**Exercise**
Using the listing beneath this task, count the lines with the word "then" and write only the result.

**Exercise inputs**
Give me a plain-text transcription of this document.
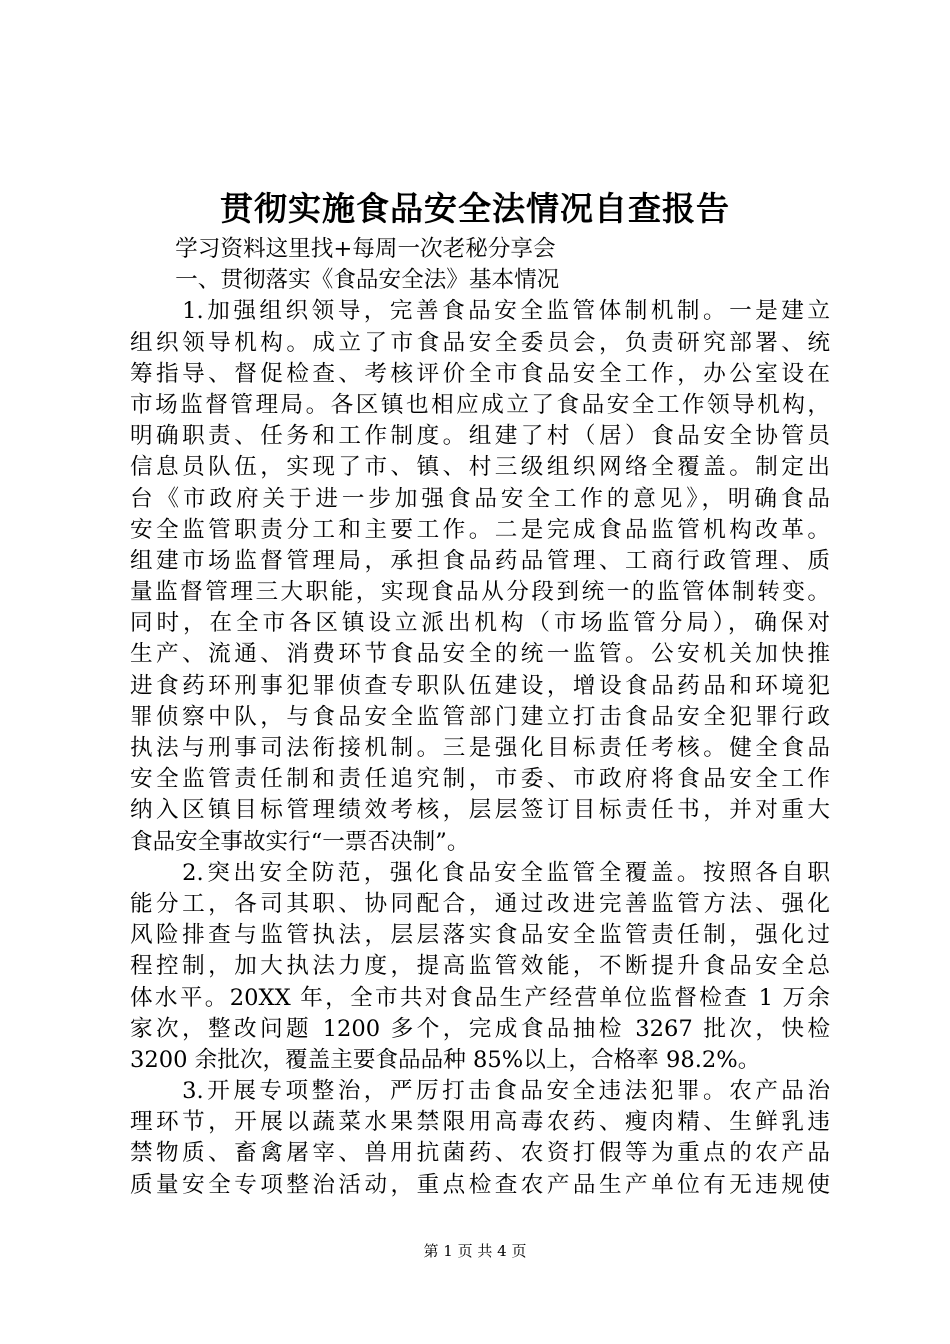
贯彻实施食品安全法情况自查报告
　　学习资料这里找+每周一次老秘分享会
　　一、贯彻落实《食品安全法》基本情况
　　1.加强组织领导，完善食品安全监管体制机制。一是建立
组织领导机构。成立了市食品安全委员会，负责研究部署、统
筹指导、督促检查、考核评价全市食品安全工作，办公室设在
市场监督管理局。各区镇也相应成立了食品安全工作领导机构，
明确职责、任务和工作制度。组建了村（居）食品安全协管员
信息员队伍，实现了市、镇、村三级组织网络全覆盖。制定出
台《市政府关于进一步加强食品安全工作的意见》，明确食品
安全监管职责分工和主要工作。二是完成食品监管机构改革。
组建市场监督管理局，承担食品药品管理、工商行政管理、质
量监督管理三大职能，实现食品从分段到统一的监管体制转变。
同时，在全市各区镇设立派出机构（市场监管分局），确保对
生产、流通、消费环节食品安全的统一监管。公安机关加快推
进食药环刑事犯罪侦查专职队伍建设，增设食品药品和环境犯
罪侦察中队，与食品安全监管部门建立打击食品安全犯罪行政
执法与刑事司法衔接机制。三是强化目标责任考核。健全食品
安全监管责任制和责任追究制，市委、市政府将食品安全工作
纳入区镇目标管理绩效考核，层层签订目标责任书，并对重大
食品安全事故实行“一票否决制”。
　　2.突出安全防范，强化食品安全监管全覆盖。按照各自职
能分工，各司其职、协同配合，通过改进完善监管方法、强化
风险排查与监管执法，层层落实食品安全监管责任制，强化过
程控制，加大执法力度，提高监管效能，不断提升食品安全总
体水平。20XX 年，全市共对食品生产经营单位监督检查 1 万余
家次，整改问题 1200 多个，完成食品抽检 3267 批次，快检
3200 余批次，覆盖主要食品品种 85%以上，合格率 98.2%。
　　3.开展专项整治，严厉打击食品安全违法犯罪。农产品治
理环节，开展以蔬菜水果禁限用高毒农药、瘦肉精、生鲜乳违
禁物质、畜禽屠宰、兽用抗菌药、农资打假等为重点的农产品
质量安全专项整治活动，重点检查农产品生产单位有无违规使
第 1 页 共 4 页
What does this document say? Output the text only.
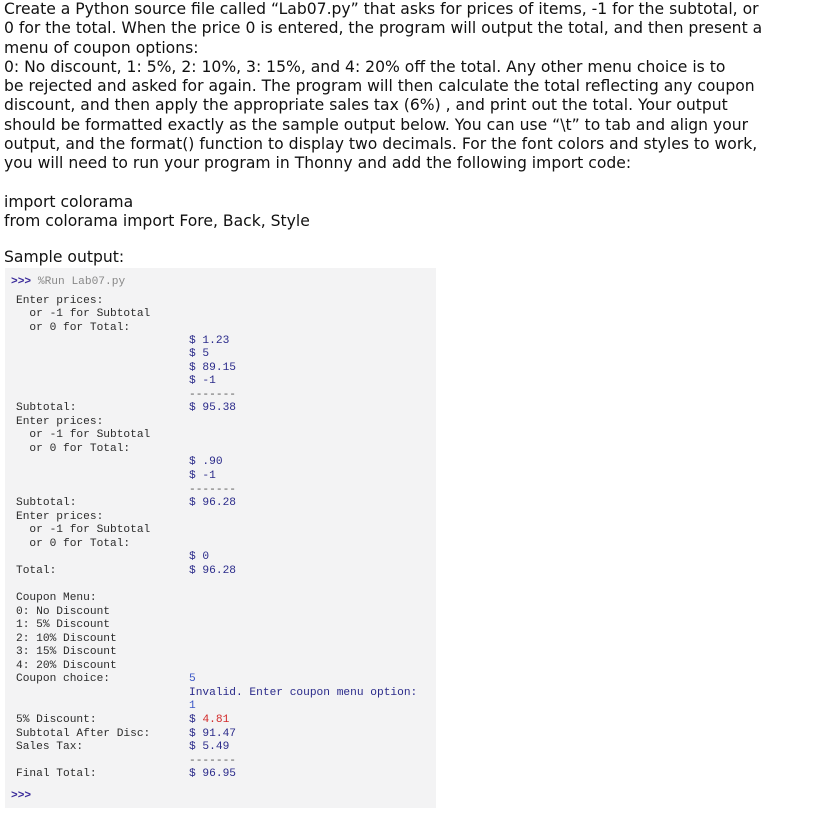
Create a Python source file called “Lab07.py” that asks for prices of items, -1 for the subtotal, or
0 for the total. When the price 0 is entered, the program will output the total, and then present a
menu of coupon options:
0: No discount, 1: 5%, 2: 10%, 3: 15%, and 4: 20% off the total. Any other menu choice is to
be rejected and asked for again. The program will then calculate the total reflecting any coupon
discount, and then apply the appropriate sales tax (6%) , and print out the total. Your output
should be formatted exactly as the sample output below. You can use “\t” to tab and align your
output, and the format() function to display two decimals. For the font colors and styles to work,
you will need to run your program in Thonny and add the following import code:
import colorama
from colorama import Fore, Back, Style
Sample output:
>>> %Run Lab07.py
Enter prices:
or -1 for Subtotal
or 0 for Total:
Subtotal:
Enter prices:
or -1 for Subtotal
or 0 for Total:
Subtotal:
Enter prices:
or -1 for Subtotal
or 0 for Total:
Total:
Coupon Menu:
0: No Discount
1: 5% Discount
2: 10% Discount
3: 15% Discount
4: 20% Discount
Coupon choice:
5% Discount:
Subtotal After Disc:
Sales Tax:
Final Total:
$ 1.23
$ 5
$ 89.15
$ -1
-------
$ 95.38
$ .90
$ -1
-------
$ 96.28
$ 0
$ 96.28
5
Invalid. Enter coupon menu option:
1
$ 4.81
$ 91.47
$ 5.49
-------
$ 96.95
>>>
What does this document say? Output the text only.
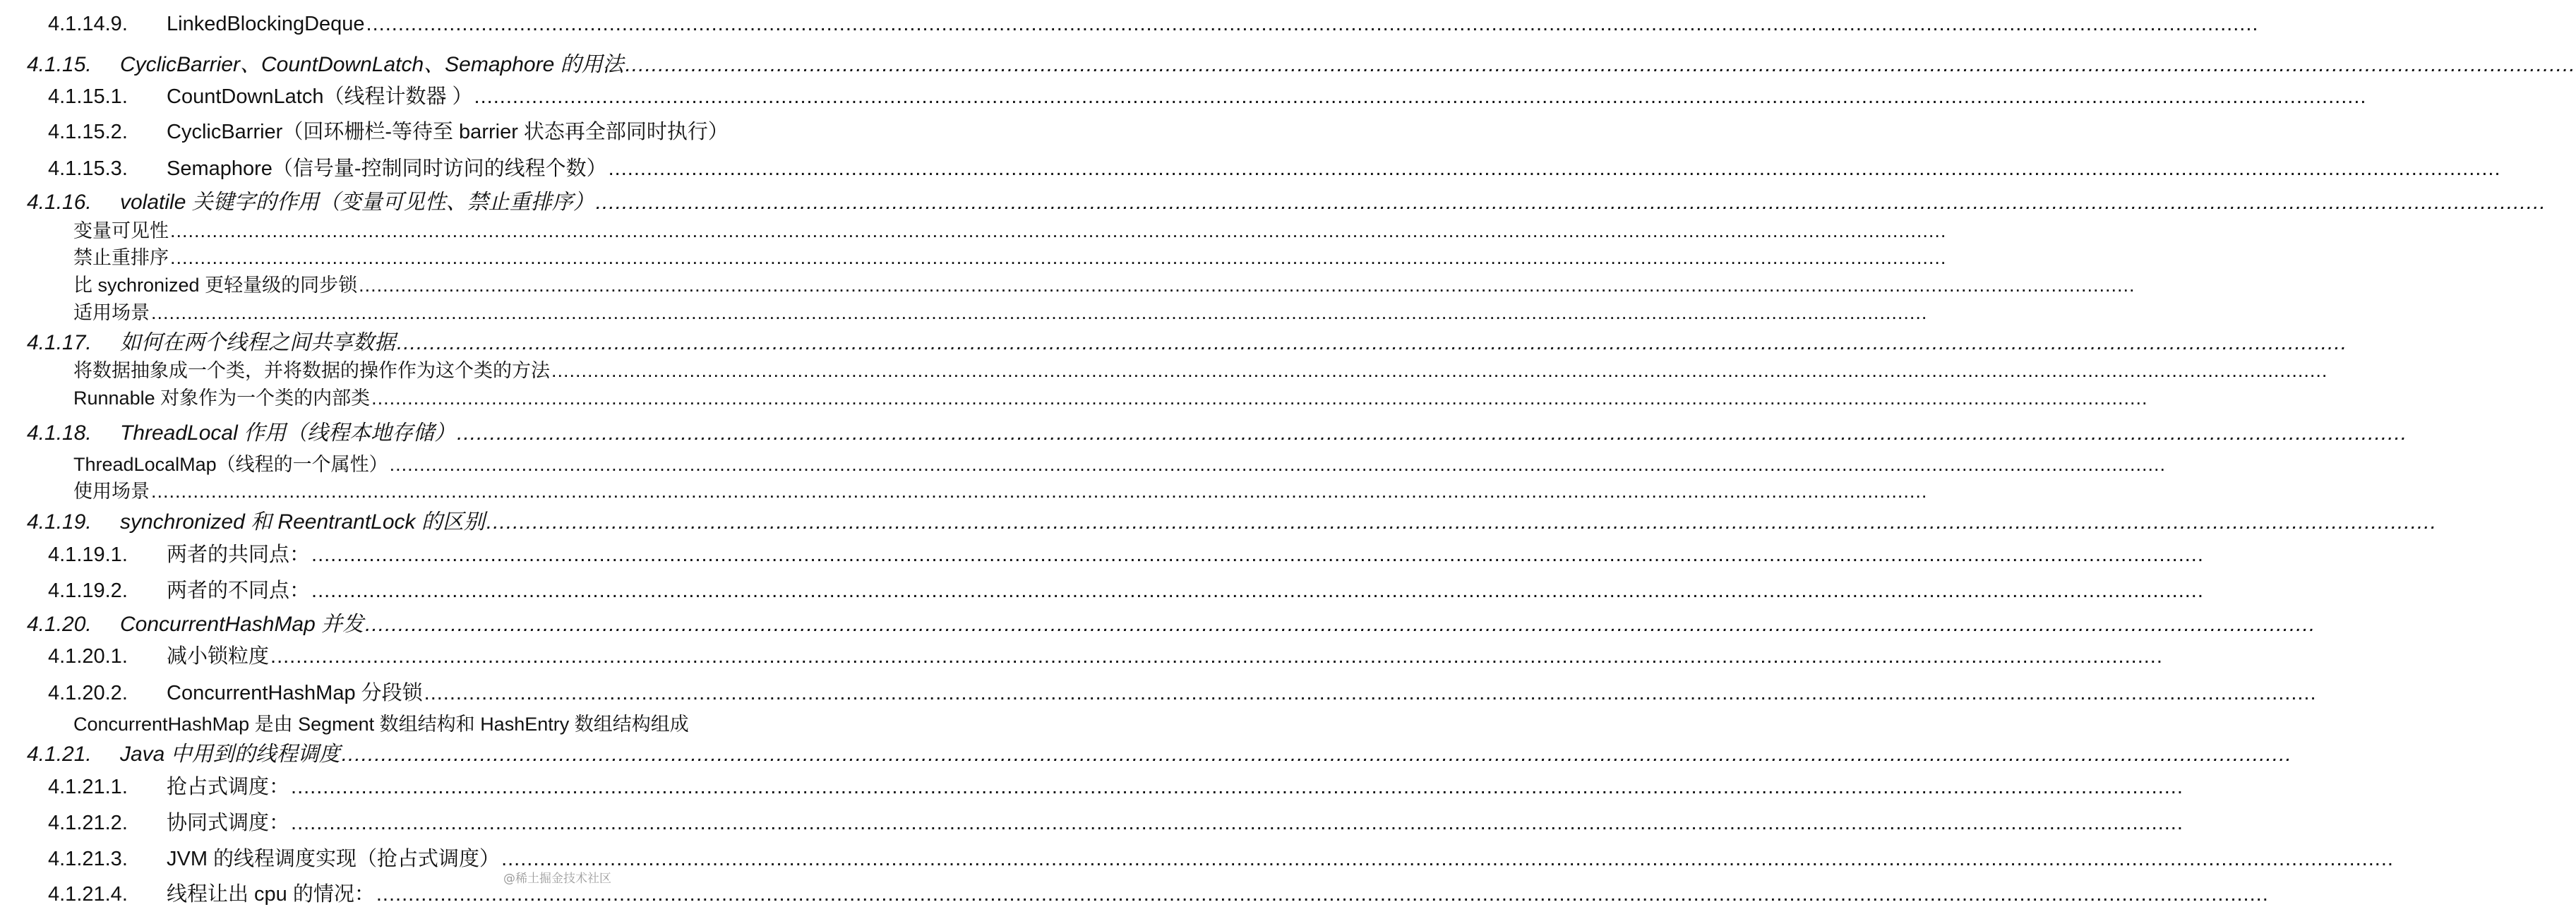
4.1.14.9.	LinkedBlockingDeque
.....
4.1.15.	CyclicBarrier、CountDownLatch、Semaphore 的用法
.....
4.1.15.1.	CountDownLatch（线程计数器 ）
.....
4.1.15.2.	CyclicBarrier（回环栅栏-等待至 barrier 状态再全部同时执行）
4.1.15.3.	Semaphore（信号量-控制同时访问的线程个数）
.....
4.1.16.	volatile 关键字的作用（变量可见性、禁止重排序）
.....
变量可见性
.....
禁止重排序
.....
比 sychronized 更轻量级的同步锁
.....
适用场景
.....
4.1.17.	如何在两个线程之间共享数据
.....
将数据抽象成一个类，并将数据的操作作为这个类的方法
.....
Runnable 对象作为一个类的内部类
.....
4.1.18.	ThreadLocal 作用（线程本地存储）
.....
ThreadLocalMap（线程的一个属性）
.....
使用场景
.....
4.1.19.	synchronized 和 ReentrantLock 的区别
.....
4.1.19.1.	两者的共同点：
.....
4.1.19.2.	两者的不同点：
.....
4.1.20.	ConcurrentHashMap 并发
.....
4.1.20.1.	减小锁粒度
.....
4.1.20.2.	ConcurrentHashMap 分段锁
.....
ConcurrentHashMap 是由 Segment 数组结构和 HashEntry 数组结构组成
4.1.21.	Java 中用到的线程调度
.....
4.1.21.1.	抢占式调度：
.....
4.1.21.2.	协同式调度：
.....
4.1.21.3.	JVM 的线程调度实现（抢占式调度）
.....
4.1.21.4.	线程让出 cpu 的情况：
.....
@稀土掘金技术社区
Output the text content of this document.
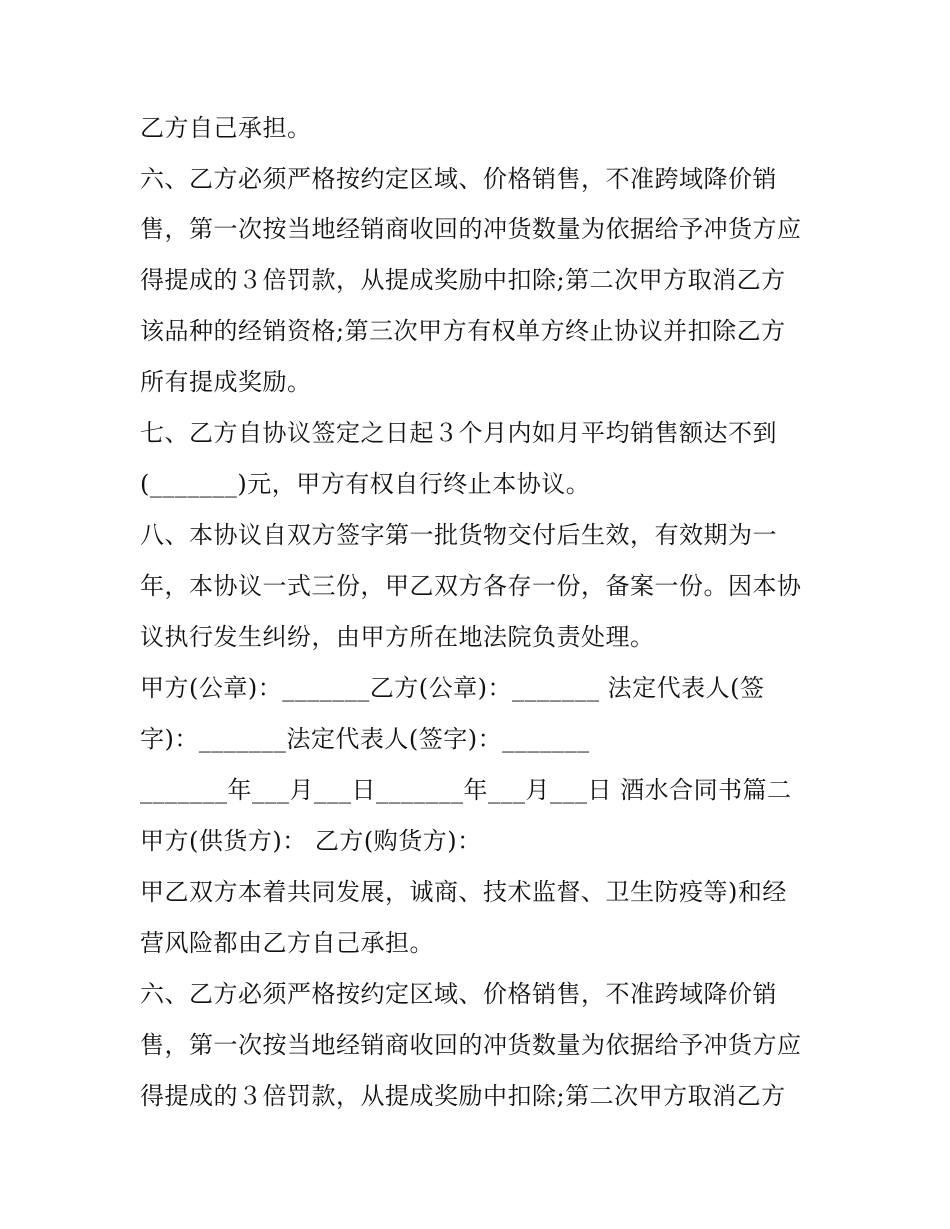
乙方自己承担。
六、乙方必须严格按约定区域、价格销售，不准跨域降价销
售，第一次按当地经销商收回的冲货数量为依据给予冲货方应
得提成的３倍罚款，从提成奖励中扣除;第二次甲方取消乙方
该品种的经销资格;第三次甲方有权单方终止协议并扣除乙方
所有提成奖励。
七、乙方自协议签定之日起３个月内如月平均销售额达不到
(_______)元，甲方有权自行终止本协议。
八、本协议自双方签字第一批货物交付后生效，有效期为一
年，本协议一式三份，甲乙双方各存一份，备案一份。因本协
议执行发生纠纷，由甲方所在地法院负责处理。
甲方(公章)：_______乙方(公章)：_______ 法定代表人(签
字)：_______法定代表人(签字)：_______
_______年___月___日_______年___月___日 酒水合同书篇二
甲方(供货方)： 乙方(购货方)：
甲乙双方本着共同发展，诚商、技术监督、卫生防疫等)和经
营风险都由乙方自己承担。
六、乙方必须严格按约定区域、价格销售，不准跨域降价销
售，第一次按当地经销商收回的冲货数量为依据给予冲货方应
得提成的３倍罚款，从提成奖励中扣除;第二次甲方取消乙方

**Finished exercise**
3